• SHORT TASK
Show every line in the records below that contains the word "heading".

• RECORD SET

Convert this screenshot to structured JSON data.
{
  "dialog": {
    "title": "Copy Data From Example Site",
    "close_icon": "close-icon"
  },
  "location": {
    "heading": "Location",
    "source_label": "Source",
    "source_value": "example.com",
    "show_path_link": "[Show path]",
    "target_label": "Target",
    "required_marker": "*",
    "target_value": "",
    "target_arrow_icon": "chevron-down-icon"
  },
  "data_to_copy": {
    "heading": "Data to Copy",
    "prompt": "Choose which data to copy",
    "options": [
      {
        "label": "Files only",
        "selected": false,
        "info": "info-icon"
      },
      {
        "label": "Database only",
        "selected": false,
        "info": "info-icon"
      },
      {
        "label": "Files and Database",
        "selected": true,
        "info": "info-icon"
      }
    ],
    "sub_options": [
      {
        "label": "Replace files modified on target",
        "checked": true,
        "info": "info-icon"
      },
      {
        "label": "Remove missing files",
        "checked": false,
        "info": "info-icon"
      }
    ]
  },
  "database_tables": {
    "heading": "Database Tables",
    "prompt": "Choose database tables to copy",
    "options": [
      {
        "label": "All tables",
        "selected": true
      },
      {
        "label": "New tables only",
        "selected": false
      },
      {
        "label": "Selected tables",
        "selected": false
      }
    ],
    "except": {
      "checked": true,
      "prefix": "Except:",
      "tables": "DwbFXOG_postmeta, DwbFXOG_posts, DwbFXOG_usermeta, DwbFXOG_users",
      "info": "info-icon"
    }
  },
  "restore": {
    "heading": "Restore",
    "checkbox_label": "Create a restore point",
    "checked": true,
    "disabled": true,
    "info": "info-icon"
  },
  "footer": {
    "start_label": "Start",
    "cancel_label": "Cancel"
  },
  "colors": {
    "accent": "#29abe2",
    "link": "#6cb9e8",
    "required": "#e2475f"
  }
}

• EXPECTED ANSWER
    "heading": "Location",
    "heading": "Data to Copy",
    "heading": "Database Tables",
    "heading": "Restore",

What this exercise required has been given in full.